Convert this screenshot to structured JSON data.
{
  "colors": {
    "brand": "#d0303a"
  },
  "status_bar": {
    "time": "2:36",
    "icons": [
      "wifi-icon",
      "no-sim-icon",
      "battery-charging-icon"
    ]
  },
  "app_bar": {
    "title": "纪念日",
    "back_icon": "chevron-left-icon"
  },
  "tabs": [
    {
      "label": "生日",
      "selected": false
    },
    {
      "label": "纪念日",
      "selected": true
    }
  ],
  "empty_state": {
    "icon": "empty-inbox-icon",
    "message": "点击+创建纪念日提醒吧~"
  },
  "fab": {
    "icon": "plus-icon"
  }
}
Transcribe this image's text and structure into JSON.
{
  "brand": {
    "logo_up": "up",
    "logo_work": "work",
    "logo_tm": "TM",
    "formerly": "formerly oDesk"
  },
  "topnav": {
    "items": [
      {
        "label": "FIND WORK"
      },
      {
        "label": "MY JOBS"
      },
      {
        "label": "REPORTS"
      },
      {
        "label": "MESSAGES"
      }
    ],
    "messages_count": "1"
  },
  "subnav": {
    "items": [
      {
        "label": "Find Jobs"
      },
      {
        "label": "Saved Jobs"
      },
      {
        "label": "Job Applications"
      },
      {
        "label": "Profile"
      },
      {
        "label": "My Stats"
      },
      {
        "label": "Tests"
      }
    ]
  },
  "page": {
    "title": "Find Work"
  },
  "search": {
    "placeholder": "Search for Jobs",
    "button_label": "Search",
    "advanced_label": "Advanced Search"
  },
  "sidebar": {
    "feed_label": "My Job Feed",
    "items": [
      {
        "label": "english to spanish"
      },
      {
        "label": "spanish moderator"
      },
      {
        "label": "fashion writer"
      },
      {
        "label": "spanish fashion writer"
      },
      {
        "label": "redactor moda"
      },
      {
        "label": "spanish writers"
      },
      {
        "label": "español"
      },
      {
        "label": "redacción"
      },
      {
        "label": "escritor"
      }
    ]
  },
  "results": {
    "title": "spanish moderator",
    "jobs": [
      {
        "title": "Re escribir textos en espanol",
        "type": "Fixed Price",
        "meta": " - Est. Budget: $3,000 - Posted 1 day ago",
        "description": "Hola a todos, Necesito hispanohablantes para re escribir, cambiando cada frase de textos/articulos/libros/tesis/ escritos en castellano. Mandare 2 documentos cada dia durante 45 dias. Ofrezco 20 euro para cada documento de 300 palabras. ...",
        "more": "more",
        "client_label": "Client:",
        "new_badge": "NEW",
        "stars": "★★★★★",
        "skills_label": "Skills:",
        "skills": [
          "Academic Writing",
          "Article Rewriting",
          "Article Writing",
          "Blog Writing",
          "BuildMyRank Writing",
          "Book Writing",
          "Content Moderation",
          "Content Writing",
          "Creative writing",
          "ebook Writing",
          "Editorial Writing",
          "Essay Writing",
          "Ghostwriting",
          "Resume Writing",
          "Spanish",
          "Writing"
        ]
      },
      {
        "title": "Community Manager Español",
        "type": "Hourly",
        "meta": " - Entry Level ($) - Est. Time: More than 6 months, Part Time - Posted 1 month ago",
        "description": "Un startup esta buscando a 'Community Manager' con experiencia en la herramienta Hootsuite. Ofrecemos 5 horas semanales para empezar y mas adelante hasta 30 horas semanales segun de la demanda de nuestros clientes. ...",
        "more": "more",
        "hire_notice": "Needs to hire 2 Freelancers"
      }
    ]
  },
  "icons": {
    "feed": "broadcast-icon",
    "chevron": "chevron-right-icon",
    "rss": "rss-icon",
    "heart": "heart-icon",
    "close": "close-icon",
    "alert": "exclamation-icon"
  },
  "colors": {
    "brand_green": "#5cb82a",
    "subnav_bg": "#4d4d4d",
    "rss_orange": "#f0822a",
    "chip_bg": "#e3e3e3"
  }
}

---+---

EXERCISE INSTRUCTIONS:
Select every line where the word "this" occurs.

WORKED SOLUTION:
Convert this screenshot to structured JSON data.
Transcribe this image's text and structure into JSON.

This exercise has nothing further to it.